[START OF DATA FOR PROCESSING]

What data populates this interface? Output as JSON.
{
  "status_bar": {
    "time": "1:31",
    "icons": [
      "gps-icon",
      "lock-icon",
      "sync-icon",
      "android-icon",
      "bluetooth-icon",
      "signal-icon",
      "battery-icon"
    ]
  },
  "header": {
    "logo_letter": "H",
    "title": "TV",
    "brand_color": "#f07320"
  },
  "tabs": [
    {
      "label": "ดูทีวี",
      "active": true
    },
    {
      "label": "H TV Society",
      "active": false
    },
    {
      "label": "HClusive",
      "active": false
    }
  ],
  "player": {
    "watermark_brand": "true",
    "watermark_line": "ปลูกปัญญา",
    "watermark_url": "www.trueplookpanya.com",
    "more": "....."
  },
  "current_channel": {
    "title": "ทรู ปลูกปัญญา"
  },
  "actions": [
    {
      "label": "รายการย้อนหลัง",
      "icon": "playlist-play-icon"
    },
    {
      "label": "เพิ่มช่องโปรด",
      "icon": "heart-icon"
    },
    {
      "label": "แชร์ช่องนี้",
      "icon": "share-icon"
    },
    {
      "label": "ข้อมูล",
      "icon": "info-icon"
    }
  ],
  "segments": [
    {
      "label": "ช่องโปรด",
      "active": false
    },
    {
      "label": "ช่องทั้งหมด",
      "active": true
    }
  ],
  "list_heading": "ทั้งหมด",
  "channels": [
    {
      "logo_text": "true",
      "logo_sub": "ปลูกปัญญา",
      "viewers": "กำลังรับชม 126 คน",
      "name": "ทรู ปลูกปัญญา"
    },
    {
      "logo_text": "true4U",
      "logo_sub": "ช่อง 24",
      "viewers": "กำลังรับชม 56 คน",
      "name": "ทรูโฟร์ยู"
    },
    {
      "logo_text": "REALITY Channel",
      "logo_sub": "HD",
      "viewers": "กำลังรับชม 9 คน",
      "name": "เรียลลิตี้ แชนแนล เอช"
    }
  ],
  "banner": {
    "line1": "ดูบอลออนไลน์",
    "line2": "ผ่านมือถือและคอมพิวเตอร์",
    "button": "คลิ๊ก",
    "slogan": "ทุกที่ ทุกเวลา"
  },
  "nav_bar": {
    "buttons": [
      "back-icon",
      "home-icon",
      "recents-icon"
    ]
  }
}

[END OF DATA FOR PROCESSING]

__GIVEN EXERCISE__:
Tell how many lines in the records above contain "label", giving the number and no other words.

__SOLUTION__:
9